>>

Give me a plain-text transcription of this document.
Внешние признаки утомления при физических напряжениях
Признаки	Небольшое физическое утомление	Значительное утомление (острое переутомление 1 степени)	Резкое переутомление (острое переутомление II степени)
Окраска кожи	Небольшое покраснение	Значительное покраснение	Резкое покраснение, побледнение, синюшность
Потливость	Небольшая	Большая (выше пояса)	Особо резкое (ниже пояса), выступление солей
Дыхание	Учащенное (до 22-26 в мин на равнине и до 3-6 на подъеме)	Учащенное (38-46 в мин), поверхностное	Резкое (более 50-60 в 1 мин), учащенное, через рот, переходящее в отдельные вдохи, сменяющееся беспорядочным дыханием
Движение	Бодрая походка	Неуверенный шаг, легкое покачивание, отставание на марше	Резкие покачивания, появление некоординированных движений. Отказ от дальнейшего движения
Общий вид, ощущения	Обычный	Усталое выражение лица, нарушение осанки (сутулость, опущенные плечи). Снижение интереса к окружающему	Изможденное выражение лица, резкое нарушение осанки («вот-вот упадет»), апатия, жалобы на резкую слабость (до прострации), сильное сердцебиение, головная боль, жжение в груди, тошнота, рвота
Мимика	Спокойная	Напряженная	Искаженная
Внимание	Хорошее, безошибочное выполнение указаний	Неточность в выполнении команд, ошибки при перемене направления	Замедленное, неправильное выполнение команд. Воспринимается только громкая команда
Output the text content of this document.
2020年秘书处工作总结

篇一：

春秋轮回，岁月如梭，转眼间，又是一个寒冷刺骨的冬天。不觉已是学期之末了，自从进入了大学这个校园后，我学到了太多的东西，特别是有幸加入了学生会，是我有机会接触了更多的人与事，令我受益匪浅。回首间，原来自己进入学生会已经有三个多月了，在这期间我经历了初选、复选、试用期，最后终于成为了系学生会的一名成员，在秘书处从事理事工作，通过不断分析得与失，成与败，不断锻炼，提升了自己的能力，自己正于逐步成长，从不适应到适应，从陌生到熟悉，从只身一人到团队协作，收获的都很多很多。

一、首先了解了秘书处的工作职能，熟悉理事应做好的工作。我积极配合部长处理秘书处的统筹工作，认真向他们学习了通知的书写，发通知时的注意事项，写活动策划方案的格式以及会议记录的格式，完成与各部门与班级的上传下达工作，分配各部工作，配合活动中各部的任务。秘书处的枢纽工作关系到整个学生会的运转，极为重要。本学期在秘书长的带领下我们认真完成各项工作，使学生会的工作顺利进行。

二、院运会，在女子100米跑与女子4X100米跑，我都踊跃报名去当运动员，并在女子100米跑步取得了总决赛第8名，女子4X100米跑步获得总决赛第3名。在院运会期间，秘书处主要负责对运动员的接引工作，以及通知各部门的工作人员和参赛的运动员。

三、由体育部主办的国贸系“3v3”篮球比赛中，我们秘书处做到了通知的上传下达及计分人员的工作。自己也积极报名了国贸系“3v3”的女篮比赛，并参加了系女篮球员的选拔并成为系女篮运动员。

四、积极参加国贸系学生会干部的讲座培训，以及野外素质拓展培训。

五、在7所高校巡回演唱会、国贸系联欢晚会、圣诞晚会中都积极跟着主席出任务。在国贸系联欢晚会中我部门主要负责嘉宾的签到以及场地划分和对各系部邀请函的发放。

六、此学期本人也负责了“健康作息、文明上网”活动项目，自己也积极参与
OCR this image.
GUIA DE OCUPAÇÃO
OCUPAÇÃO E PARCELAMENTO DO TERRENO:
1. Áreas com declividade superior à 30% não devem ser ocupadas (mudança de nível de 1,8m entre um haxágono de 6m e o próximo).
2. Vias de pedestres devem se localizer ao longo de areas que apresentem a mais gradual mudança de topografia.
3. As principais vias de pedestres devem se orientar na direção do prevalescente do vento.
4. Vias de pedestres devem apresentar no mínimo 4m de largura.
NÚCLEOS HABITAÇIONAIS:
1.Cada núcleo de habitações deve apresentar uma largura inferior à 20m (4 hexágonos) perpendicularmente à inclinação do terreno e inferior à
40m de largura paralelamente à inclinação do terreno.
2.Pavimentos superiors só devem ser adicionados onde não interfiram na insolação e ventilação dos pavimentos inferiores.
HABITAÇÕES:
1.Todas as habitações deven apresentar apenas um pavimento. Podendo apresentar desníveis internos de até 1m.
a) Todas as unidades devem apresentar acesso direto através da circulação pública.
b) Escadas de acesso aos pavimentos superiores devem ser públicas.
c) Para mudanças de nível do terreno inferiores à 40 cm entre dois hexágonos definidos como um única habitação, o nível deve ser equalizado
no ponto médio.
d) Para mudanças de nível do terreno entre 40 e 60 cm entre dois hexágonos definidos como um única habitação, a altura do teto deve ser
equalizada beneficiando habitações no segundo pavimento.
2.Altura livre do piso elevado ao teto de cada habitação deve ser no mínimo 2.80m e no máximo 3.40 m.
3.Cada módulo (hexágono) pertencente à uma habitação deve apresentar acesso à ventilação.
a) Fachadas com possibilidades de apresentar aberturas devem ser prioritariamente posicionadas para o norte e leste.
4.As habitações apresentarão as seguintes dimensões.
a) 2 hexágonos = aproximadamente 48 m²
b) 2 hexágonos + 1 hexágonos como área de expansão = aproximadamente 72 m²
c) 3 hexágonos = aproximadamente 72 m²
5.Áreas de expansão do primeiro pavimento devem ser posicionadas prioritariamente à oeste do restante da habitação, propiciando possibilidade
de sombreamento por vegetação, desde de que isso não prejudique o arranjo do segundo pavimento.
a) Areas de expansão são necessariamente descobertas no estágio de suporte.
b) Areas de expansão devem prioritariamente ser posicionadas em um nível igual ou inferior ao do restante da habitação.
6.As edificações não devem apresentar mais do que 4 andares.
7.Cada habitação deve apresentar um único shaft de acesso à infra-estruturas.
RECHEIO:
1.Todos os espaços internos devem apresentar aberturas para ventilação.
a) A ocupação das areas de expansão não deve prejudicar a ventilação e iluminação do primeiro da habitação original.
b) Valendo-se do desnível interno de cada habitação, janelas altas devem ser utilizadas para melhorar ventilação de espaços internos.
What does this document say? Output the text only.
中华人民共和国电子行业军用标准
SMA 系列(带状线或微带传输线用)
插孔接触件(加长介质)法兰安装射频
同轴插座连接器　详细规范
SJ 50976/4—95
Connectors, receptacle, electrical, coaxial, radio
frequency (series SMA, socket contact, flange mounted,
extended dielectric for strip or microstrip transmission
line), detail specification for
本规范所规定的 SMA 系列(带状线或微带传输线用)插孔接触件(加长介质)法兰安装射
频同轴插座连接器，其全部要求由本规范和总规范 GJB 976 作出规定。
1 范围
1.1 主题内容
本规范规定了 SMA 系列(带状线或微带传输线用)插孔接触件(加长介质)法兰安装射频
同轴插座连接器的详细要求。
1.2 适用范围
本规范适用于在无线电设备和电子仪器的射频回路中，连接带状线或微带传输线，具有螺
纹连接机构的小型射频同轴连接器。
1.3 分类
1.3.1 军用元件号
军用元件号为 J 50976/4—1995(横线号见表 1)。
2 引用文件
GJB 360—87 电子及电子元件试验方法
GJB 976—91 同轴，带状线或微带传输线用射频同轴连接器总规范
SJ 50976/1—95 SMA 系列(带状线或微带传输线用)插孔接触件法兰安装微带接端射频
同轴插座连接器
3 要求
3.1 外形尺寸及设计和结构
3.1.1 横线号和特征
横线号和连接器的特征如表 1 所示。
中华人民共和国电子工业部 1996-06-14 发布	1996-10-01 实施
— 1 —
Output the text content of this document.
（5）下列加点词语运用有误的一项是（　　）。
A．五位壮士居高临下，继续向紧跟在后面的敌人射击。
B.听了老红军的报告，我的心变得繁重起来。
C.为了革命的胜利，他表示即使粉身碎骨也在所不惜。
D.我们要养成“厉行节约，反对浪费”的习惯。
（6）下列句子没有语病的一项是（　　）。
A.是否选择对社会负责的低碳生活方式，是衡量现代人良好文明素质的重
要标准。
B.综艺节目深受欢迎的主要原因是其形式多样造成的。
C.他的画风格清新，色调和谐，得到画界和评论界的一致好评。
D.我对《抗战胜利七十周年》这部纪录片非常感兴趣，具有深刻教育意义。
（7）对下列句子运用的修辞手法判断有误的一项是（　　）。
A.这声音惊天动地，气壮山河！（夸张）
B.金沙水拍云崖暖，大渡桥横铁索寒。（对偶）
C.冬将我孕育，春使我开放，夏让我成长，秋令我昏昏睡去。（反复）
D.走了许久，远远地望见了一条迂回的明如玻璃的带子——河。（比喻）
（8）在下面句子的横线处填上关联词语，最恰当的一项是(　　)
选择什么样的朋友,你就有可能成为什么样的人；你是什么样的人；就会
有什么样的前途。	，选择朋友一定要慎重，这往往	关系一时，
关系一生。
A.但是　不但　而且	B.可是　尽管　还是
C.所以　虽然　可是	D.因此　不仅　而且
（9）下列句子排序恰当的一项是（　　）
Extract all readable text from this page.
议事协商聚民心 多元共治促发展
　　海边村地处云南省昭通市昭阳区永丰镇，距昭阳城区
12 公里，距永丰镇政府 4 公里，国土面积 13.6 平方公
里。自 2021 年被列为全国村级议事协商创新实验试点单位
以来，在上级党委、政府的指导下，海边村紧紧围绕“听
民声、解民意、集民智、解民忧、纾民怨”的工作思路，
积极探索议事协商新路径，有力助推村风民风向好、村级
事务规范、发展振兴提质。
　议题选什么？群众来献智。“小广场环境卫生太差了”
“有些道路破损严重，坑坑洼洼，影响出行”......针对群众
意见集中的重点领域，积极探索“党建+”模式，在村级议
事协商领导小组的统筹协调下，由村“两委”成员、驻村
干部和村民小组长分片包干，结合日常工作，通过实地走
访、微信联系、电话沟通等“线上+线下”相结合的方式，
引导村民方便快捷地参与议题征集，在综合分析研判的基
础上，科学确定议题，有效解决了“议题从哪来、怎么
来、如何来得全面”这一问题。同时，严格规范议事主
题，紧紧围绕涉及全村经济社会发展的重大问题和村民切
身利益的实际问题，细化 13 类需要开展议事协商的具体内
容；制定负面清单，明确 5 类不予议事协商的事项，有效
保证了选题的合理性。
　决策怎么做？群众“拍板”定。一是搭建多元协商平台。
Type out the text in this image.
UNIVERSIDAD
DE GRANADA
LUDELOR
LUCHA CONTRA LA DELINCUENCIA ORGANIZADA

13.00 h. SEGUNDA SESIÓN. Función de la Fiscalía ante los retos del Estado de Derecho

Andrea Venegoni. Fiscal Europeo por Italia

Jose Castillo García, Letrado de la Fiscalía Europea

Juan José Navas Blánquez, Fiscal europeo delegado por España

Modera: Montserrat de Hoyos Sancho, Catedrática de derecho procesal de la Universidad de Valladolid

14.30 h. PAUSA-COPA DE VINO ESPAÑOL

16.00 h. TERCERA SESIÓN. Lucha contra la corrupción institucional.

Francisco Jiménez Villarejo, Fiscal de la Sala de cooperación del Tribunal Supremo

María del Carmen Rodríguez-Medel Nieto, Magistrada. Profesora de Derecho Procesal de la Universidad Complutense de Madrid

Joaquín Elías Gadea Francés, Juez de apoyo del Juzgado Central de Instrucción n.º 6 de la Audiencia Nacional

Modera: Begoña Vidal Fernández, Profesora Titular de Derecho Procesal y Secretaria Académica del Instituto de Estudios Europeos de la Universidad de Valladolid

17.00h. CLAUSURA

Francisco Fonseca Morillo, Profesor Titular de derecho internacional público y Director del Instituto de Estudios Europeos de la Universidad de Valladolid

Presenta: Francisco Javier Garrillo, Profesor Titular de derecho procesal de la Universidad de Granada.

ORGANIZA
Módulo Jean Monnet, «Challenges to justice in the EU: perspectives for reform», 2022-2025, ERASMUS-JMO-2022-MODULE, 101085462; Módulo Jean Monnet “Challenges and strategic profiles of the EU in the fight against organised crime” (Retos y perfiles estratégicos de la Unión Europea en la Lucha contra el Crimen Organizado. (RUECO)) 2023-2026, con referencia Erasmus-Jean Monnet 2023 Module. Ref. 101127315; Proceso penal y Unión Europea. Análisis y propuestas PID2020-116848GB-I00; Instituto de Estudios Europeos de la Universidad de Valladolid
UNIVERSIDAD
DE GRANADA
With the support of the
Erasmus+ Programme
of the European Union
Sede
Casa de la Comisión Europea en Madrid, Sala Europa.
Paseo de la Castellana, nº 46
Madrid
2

<<

## EXERCISE DIRECTIONS
From the data, collect all lines where the string "hexágonos" appears.

## TASK SOLUTION
1.Cada núcleo de habitações deve apresentar uma largura inferior à 20m (4 hexágonos) perpendicularmente à inclinação do terreno e inferior à
c) Para mudanças de nível do terreno inferiores à 40 cm entre dois hexágonos definidos como um única habitação, o nível deve ser equalizado
d) Para mudanças de nível do terreno entre 40 e 60 cm entre dois hexágonos definidos como um única habitação, a altura do teto deve ser
a) 2 hexágonos = aproximadamente 48 m²
b) 2 hexágonos + 1 hexágonos como área de expansão = aproximadamente 72 m²
c) 3 hexágonos = aproximadamente 72 m²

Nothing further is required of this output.